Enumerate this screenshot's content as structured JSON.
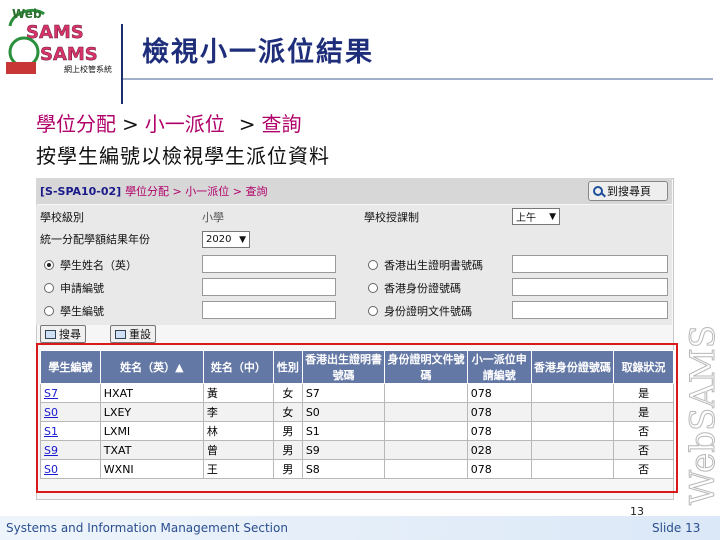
{
  "header": {
    "title": "檢視小一派位結果",
    "logo_text": "Web SAMS 網上校管系統"
  },
  "breadcrumb": {
    "part1": "學位分配",
    "sep1": ">",
    "part2": "小一派位",
    "sep2": ">",
    "part3": "查詢"
  },
  "subtitle": "按學生編號以檢視學生派位資料",
  "screen": {
    "page_id": "[S-SPA10-02]",
    "path": "學位分配 > 小一派位 > 查詢",
    "back_button": "到搜尋頁",
    "form": {
      "school_level_label": "學校級別",
      "school_level_value": "小學",
      "session_label": "學校授課制",
      "session_value": "上午",
      "year_label": "統一分配學額結果年份",
      "year_value": "2020",
      "radios_left": [
        {
          "label": "學生姓名（英）",
          "checked": true
        },
        {
          "label": "申請編號",
          "checked": false
        },
        {
          "label": "學生編號",
          "checked": false
        }
      ],
      "radios_right": [
        {
          "label": "香港出生證明書號碼",
          "checked": false
        },
        {
          "label": "香港身份證號碼",
          "checked": false
        },
        {
          "label": "身份證明文件號碼",
          "checked": false
        }
      ],
      "search_button": "搜尋",
      "reset_button": "重設"
    },
    "table": {
      "headers": [
        "學生編號",
        "姓名（英）▲",
        "姓名（中）",
        "性別",
        "香港出生證明書號碼",
        "身份證明文件號碼",
        "小一派位申請編號",
        "香港身份證號碼",
        "取錄狀況"
      ],
      "rows": [
        [
          "S7",
          "HXAT",
          "黃",
          "女",
          "S7",
          "",
          "078",
          "",
          "是"
        ],
        [
          "S0",
          "LXEY",
          "李",
          "女",
          "S0",
          "",
          "078",
          "",
          "是"
        ],
        [
          "S1",
          "LXMI",
          "林",
          "男",
          "S1",
          "",
          "078",
          "",
          "否"
        ],
        [
          "S9",
          "TXAT",
          "曾",
          "男",
          "S9",
          "",
          "028",
          "",
          "否"
        ],
        [
          "S0",
          "WXNI",
          "王",
          "男",
          "S8",
          "",
          "078",
          "",
          "否"
        ]
      ]
    }
  },
  "watermark": "WebSAMS",
  "slide_number": "13",
  "footer": {
    "left": "Systems and Information Management Section",
    "right": "Slide 13"
  },
  "colors": {
    "title": "#1f2e7a",
    "crumb": "#b0006a",
    "table_header": "#6478a6",
    "highlight_box": "#d81a1a"
  }
}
^^^^^^^^^^^^^^^^
**Exercise description:**
Pictures in the records above are not copied; print everything else exactly.

**Finished task:**
Enumerate this screenshot's content as structured JSON.
{
  "header": {
    "title": "檢視小一派位結果",
    "logo_text": "Web SAMS 網上校管系統"
  },
  "breadcrumb": {
    "part1": "學位分配",
    "sep1": ">",
    "part2": "小一派位",
    "sep2": ">",
    "part3": "查詢"
  },
  "subtitle": "按學生編號以檢視學生派位資料",
  "screen": {
    "page_id": "[S-SPA10-02]",
    "path": "學位分配 > 小一派位 > 查詢",
    "back_button": "到搜尋頁",
    "form": {
      "school_level_label": "學校級別",
      "school_level_value": "小學",
      "session_label": "學校授課制",
      "session_value": "上午",
      "year_label": "統一分配學額結果年份",
      "year_value": "2020",
      "radios_left": [
        {
          "label": "學生姓名（英）",
          "checked": true
        },
        {
          "label": "申請編號",
          "checked": false
        },
        {
          "label": "學生編號",
          "checked": false
        }
      ],
      "radios_right": [
        {
          "label": "香港出生證明書號碼",
          "checked": false
        },
        {
          "label": "香港身份證號碼",
          "checked": false
        },
        {
          "label": "身份證明文件號碼",
          "checked": false
        }
      ],
      "search_button": "搜尋",
      "reset_button": "重設"
    },
    "table": {
      "headers": [
        "學生編號",
        "姓名（英）▲",
        "姓名（中）",
        "性別",
        "香港出生證明書號碼",
        "身份證明文件號碼",
        "小一派位申請編號",
        "香港身份證號碼",
        "取錄狀況"
      ],
      "rows": [
        [
          "S7",
          "HXAT",
          "黃",
          "女",
          "S7",
          "",
          "078",
          "",
          "是"
        ],
        [
          "S0",
          "LXEY",
          "李",
          "女",
          "S0",
          "",
          "078",
          "",
          "是"
        ],
        [
          "S1",
          "LXMI",
          "林",
          "男",
          "S1",
          "",
          "078",
          "",
          "否"
        ],
        [
          "S9",
          "TXAT",
          "曾",
          "男",
          "S9",
          "",
          "028",
          "",
          "否"
        ],
        [
          "S0",
          "WXNI",
          "王",
          "男",
          "S8",
          "",
          "078",
          "",
          "否"
        ]
      ]
    }
  },
  "watermark": "WebSAMS",
  "slide_number": "13",
  "footer": {
    "left": "Systems and Information Management Section",
    "right": "Slide 13"
  },
  "colors": {
    "title": "#1f2e7a",
    "crumb": "#b0006a",
    "table_header": "#6478a6",
    "highlight_box": "#d81a1a"
  }
}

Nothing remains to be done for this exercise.